- [INFORMATION SHOWN]:
+ + + +
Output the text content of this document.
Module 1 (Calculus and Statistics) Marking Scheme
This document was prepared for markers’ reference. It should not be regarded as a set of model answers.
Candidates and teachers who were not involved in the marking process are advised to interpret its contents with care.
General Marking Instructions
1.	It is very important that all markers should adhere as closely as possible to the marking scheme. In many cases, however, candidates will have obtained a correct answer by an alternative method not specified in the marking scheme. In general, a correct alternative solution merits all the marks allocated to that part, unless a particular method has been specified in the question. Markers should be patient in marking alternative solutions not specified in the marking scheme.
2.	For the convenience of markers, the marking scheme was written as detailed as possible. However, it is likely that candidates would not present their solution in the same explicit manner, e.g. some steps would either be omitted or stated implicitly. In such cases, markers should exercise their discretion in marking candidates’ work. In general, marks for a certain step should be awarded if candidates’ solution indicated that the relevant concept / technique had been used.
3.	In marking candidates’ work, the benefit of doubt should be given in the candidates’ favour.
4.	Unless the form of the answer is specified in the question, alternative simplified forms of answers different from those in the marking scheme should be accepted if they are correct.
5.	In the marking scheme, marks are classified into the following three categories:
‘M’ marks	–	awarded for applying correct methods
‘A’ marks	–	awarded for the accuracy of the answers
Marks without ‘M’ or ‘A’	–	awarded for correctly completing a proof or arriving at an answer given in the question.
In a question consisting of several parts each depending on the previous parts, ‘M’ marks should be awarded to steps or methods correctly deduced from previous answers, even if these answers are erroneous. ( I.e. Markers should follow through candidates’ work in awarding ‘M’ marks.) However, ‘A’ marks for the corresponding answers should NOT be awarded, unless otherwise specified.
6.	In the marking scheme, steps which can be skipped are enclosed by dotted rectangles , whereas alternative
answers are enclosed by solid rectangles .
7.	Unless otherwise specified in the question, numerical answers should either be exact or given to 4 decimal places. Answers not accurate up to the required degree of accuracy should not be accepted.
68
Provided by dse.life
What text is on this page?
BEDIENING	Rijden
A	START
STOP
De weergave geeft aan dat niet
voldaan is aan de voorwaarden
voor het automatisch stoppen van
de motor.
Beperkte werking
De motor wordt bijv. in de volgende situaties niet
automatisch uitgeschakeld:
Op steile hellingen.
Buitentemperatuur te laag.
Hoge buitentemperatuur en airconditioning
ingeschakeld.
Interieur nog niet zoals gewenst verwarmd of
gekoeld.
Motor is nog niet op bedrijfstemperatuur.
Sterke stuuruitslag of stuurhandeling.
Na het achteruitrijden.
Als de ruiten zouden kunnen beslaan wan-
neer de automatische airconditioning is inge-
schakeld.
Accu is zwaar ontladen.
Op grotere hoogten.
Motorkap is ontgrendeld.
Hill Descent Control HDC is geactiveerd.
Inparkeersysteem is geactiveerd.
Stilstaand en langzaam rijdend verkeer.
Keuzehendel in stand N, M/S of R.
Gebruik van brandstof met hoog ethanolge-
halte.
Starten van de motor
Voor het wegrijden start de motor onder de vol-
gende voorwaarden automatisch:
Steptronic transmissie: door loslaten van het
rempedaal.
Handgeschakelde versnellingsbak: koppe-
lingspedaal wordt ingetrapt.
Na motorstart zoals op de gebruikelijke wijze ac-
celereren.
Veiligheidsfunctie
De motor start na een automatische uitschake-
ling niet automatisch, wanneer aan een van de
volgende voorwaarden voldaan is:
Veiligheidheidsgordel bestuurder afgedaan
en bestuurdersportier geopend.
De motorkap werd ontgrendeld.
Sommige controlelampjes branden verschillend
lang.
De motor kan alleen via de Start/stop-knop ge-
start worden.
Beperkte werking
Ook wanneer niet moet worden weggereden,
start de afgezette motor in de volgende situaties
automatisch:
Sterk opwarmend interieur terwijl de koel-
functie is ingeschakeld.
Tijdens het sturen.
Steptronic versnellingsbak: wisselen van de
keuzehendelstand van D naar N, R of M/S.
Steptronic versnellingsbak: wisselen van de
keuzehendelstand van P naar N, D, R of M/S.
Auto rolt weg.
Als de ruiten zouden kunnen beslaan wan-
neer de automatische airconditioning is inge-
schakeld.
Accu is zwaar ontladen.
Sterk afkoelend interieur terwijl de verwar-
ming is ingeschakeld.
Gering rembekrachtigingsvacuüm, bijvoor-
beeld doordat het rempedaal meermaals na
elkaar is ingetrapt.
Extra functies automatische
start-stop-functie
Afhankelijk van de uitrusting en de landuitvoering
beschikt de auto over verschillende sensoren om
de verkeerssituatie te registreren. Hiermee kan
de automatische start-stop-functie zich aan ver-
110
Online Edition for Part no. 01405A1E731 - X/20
+ + + +
- [PROBLEM REQUIREMENTS]: The lines above should be duplicated exactly.

- [OUTPUT FOR THIS EXERCISE]:
Output the text content of this document.
Module 1 (Calculus and Statistics) Marking Scheme
This document was prepared for markers’ reference. It should not be regarded as a set of model answers.
Candidates and teachers who were not involved in the marking process are advised to interpret its contents with care.
General Marking Instructions
1.	It is very important that all markers should adhere as closely as possible to the marking scheme. In many cases, however, candidates will have obtained a correct answer by an alternative method not specified in the marking scheme. In general, a correct alternative solution merits all the marks allocated to that part, unless a particular method has been specified in the question. Markers should be patient in marking alternative solutions not specified in the marking scheme.
2.	For the convenience of markers, the marking scheme was written as detailed as possible. However, it is likely that candidates would not present their solution in the same explicit manner, e.g. some steps would either be omitted or stated implicitly. In such cases, markers should exercise their discretion in marking candidates’ work. In general, marks for a certain step should be awarded if candidates’ solution indicated that the relevant concept / technique had been used.
3.	In marking candidates’ work, the benefit of doubt should be given in the candidates’ favour.
4.	Unless the form of the answer is specified in the question, alternative simplified forms of answers different from those in the marking scheme should be accepted if they are correct.
5.	In the marking scheme, marks are classified into the following three categories:
‘M’ marks	–	awarded for applying correct methods
‘A’ marks	–	awarded for the accuracy of the answers
Marks without ‘M’ or ‘A’	–	awarded for correctly completing a proof or arriving at an answer given in the question.
In a question consisting of several parts each depending on the previous parts, ‘M’ marks should be awarded to steps or methods correctly deduced from previous answers, even if these answers are erroneous. ( I.e. Markers should follow through candidates’ work in awarding ‘M’ marks.) However, ‘A’ marks for the corresponding answers should NOT be awarded, unless otherwise specified.
6.	In the marking scheme, steps which can be skipped are enclosed by dotted rectangles , whereas alternative
answers are enclosed by solid rectangles .
7.	Unless otherwise specified in the question, numerical answers should either be exact or given to 4 decimal places. Answers not accurate up to the required degree of accuracy should not be accepted.
68
Provided by dse.life
What text is on this page?
BEDIENING	Rijden
A	START
STOP
De weergave geeft aan dat niet
voldaan is aan de voorwaarden
voor het automatisch stoppen van
de motor.
Beperkte werking
De motor wordt bijv. in de volgende situaties niet
automatisch uitgeschakeld:
Op steile hellingen.
Buitentemperatuur te laag.
Hoge buitentemperatuur en airconditioning
ingeschakeld.
Interieur nog niet zoals gewenst verwarmd of
gekoeld.
Motor is nog niet op bedrijfstemperatuur.
Sterke stuuruitslag of stuurhandeling.
Na het achteruitrijden.
Als de ruiten zouden kunnen beslaan wan-
neer de automatische airconditioning is inge-
schakeld.
Accu is zwaar ontladen.
Op grotere hoogten.
Motorkap is ontgrendeld.
Hill Descent Control HDC is geactiveerd.
Inparkeersysteem is geactiveerd.
Stilstaand en langzaam rijdend verkeer.
Keuzehendel in stand N, M/S of R.
Gebruik van brandstof met hoog ethanolge-
halte.
Starten van de motor
Voor het wegrijden start de motor onder de vol-
gende voorwaarden automatisch:
Steptronic transmissie: door loslaten van het
rempedaal.
Handgeschakelde versnellingsbak: koppe-
lingspedaal wordt ingetrapt.
Na motorstart zoals op de gebruikelijke wijze ac-
celereren.
Veiligheidsfunctie
De motor start na een automatische uitschake-
ling niet automatisch, wanneer aan een van de
volgende voorwaarden voldaan is:
Veiligheidheidsgordel bestuurder afgedaan
en bestuurdersportier geopend.
De motorkap werd ontgrendeld.
Sommige controlelampjes branden verschillend
lang.
De motor kan alleen via de Start/stop-knop ge-
start worden.
Beperkte werking
Ook wanneer niet moet worden weggereden,
start de afgezette motor in de volgende situaties
automatisch:
Sterk opwarmend interieur terwijl de koel-
functie is ingeschakeld.
Tijdens het sturen.
Steptronic versnellingsbak: wisselen van de
keuzehendelstand van D naar N, R of M/S.
Steptronic versnellingsbak: wisselen van de
keuzehendelstand van P naar N, D, R of M/S.
Auto rolt weg.
Als de ruiten zouden kunnen beslaan wan-
neer de automatische airconditioning is inge-
schakeld.
Accu is zwaar ontladen.
Sterk afkoelend interieur terwijl de verwar-
ming is ingeschakeld.
Gering rembekrachtigingsvacuüm, bijvoor-
beeld doordat het rempedaal meermaals na
elkaar is ingetrapt.
Extra functies automatische
start-stop-functie
Afhankelijk van de uitrusting en de landuitvoering
beschikt de auto over verschillende sensoren om
de verkeerssituatie te registreren. Hiermee kan
de automatische start-stop-functie zich aan ver-
110
Online Edition for Part no. 01405A1E731 - X/20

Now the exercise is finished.